**EXCERPT**.

----

A benchmark for evaluating agentic detection of supply-chain attacks.
Measurable, reproducible evaluation is the foundation of trustworthy security tooling. This benchmark focuses on one of the largest attack surfaces in modern software.
malwi-benchmark is a standardised test suite for agent-based supply-chain attack detection. It covers multiple ecosystems, artefact types, and difficulty levels, and reports precision, recall, runtime, and token usage across agent architectures and models.
The benchmark compares agent architectures and models along three dimensions.
- Tokens: average input and output tokens per sample.
- Time: average elapsed runtime per sample.
- Detection quality: precision and recall per label.

----

**WORK INSTRUCTIONS**.
1: Could you retype the portion of the malwi-benchmark description that opens with the words containing "Measurable, reproducible evaluation" and closes with "along three dimensions."?
2: Using the malwi-benchmark description, answer these:
(a) What four measures does the benchmark report across agent architectures and models?
(b) Along how many dimensions does the benchmark compare agent architectures and models?
(c) What does the "Time" dimension measure?

**SOURCE MATERIAL**.
----

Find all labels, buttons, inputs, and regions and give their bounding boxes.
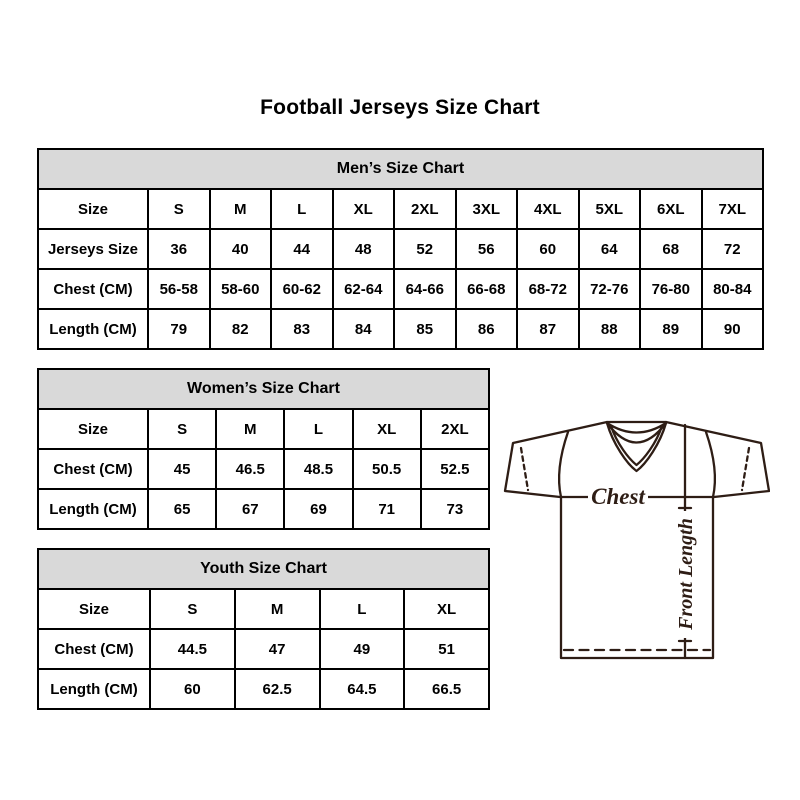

----

**FULL ANSWERS**.
1:
Measurable, reproducible evaluation is the foundation of trustworthy security tooling. This benchmark focuses on one of the largest attack surfaces in modern software.
malwi-benchmark is a standardised test suite for agent-based supply-chain attack detection. It covers multiple ecosystems, artefact types, and difficulty levels, and reports precision, recall, runtime, and token usage across agent architectures and models.
The benchmark compares agent architectures and models along three dimensions.

2:
(a) Precision, recall, runtime, and token usage.
(b) Three.
(c) The average elapsed runtime per sample.